### EXERCISE DIRECTIONS
Output the entries word for word. Omit images.

— begin MATERIAL PROVIDED —

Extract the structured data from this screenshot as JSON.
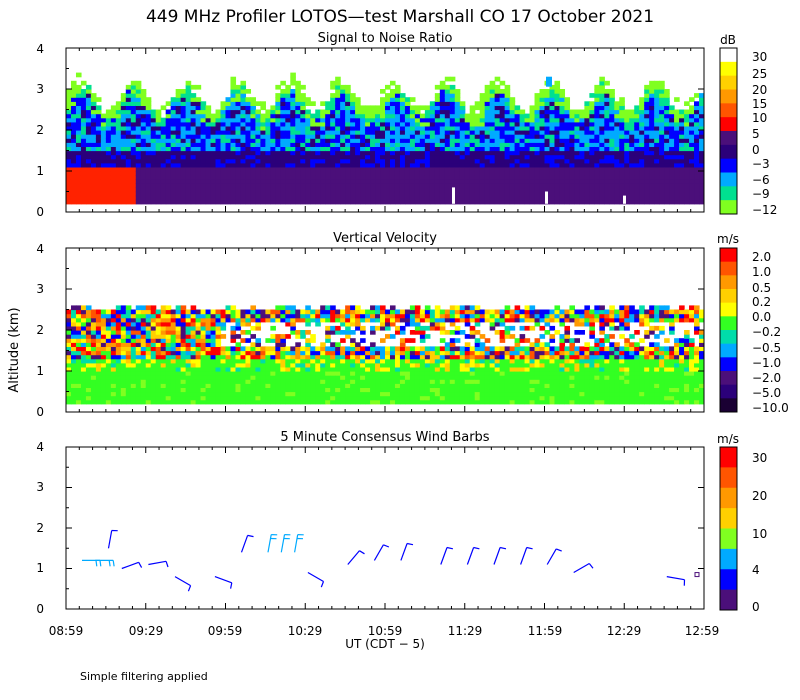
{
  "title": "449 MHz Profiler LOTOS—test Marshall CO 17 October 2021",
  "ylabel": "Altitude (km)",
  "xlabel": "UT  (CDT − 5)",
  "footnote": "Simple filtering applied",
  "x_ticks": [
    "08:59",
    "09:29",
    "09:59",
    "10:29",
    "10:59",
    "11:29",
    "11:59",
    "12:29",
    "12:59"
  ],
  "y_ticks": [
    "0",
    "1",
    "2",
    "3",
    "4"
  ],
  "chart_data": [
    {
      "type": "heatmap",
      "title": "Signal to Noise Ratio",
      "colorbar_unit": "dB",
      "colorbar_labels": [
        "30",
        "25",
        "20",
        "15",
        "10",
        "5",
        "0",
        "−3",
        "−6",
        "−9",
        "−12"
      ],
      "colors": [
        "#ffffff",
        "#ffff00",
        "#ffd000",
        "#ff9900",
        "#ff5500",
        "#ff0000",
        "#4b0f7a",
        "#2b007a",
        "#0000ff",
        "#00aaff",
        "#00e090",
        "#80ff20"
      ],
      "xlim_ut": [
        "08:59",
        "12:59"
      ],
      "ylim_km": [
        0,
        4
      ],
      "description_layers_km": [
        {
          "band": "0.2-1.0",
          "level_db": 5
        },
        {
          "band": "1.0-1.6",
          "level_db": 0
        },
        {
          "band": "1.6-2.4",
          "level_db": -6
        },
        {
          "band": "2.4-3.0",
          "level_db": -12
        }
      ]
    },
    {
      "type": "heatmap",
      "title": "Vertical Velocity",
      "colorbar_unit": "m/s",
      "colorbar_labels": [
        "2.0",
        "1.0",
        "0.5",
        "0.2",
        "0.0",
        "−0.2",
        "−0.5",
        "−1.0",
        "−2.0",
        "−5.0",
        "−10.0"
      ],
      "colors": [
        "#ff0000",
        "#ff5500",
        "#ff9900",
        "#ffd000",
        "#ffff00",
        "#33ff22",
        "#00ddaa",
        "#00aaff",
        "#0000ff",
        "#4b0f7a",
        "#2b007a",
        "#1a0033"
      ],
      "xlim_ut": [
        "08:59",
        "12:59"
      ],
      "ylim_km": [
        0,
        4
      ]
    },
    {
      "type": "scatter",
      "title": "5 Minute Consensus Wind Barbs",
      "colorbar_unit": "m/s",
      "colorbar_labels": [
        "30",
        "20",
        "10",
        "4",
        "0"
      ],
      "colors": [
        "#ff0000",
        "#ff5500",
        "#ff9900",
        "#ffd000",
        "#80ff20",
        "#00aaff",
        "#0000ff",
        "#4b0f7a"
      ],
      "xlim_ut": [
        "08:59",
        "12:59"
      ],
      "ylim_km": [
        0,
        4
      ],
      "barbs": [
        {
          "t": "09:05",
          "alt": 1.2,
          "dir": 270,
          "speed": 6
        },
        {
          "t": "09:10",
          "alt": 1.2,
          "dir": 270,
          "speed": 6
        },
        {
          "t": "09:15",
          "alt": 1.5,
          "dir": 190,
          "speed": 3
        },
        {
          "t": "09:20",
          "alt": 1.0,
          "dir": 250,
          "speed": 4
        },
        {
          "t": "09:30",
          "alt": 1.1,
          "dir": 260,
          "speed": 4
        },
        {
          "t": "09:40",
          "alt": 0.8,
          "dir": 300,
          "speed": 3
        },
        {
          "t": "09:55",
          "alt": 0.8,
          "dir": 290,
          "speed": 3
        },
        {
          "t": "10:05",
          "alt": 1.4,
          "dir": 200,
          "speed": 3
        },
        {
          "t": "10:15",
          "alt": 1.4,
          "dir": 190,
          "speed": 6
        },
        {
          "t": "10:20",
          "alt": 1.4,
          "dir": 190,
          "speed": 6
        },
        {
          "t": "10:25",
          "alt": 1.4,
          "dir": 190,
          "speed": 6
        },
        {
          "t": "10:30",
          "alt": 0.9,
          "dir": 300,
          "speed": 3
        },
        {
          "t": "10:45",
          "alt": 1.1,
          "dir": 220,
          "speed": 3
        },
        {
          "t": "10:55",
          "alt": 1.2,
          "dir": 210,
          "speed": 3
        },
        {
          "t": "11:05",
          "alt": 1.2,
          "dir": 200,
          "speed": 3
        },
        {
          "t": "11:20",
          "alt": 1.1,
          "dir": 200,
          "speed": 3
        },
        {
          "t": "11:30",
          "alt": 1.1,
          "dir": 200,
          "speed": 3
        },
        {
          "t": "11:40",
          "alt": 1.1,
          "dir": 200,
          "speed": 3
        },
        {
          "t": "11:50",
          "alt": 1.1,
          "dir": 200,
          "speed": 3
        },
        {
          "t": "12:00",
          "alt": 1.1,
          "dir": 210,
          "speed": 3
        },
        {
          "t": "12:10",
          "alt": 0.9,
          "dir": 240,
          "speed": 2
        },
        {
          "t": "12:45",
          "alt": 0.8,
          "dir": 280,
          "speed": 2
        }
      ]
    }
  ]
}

— end MATERIAL PROVIDED —

### EXERCISE ANSWER
Extract the structured data from this screenshot as JSON.
{
  "title": "449 MHz Profiler LOTOS—test Marshall CO 17 October 2021",
  "ylabel": "Altitude (km)",
  "xlabel": "UT  (CDT − 5)",
  "footnote": "Simple filtering applied",
  "x_ticks": [
    "08:59",
    "09:29",
    "09:59",
    "10:29",
    "10:59",
    "11:29",
    "11:59",
    "12:29",
    "12:59"
  ],
  "y_ticks": [
    "0",
    "1",
    "2",
    "3",
    "4"
  ],
  "chart_data": [
    {
      "type": "heatmap",
      "title": "Signal to Noise Ratio",
      "colorbar_unit": "dB",
      "colorbar_labels": [
        "30",
        "25",
        "20",
        "15",
        "10",
        "5",
        "0",
        "−3",
        "−6",
        "−9",
        "−12"
      ],
      "colors": [
        "#ffffff",
        "#ffff00",
        "#ffd000",
        "#ff9900",
        "#ff5500",
        "#ff0000",
        "#4b0f7a",
        "#2b007a",
        "#0000ff",
        "#00aaff",
        "#00e090",
        "#80ff20"
      ],
      "xlim_ut": [
        "08:59",
        "12:59"
      ],
      "ylim_km": [
        0,
        4
      ],
      "description_layers_km": [
        {
          "band": "0.2-1.0",
          "level_db": 5
        },
        {
          "band": "1.0-1.6",
          "level_db": 0
        },
        {
          "band": "1.6-2.4",
          "level_db": -6
        },
        {
          "band": "2.4-3.0",
          "level_db": -12
        }
      ]
    },
    {
      "type": "heatmap",
      "title": "Vertical Velocity",
      "colorbar_unit": "m/s",
      "colorbar_labels": [
        "2.0",
        "1.0",
        "0.5",
        "0.2",
        "0.0",
        "−0.2",
        "−0.5",
        "−1.0",
        "−2.0",
        "−5.0",
        "−10.0"
      ],
      "colors": [
        "#ff0000",
        "#ff5500",
        "#ff9900",
        "#ffd000",
        "#ffff00",
        "#33ff22",
        "#00ddaa",
        "#00aaff",
        "#0000ff",
        "#4b0f7a",
        "#2b007a",
        "#1a0033"
      ],
      "xlim_ut": [
        "08:59",
        "12:59"
      ],
      "ylim_km": [
        0,
        4
      ]
    },
    {
      "type": "scatter",
      "title": "5 Minute Consensus Wind Barbs",
      "colorbar_unit": "m/s",
      "colorbar_labels": [
        "30",
        "20",
        "10",
        "4",
        "0"
      ],
      "colors": [
        "#ff0000",
        "#ff5500",
        "#ff9900",
        "#ffd000",
        "#80ff20",
        "#00aaff",
        "#0000ff",
        "#4b0f7a"
      ],
      "xlim_ut": [
        "08:59",
        "12:59"
      ],
      "ylim_km": [
        0,
        4
      ],
      "barbs": [
        {
          "t": "09:05",
          "alt": 1.2,
          "dir": 270,
          "speed": 6
        },
        {
          "t": "09:10",
          "alt": 1.2,
          "dir": 270,
          "speed": 6
        },
        {
          "t": "09:15",
          "alt": 1.5,
          "dir": 190,
          "speed": 3
        },
        {
          "t": "09:20",
          "alt": 1.0,
          "dir": 250,
          "speed": 4
        },
        {
          "t": "09:30",
          "alt": 1.1,
          "dir": 260,
          "speed": 4
        },
        {
          "t": "09:40",
          "alt": 0.8,
          "dir": 300,
          "speed": 3
        },
        {
          "t": "09:55",
          "alt": 0.8,
          "dir": 290,
          "speed": 3
        },
        {
          "t": "10:05",
          "alt": 1.4,
          "dir": 200,
          "speed": 3
        },
        {
          "t": "10:15",
          "alt": 1.4,
          "dir": 190,
          "speed": 6
        },
        {
          "t": "10:20",
          "alt": 1.4,
          "dir": 190,
          "speed": 6
        },
        {
          "t": "10:25",
          "alt": 1.4,
          "dir": 190,
          "speed": 6
        },
        {
          "t": "10:30",
          "alt": 0.9,
          "dir": 300,
          "speed": 3
        },
        {
          "t": "10:45",
          "alt": 1.1,
          "dir": 220,
          "speed": 3
        },
        {
          "t": "10:55",
          "alt": 1.2,
          "dir": 210,
          "speed": 3
        },
        {
          "t": "11:05",
          "alt": 1.2,
          "dir": 200,
          "speed": 3
        },
        {
          "t": "11:20",
          "alt": 1.1,
          "dir": 200,
          "speed": 3
        },
        {
          "t": "11:30",
          "alt": 1.1,
          "dir": 200,
          "speed": 3
        },
        {
          "t": "11:40",
          "alt": 1.1,
          "dir": 200,
          "speed": 3
        },
        {
          "t": "11:50",
          "alt": 1.1,
          "dir": 200,
          "speed": 3
        },
        {
          "t": "12:00",
          "alt": 1.1,
          "dir": 210,
          "speed": 3
        },
        {
          "t": "12:10",
          "alt": 0.9,
          "dir": 240,
          "speed": 2
        },
        {
          "t": "12:45",
          "alt": 0.8,
          "dir": 280,
          "speed": 2
        }
      ]
    }
  ]
}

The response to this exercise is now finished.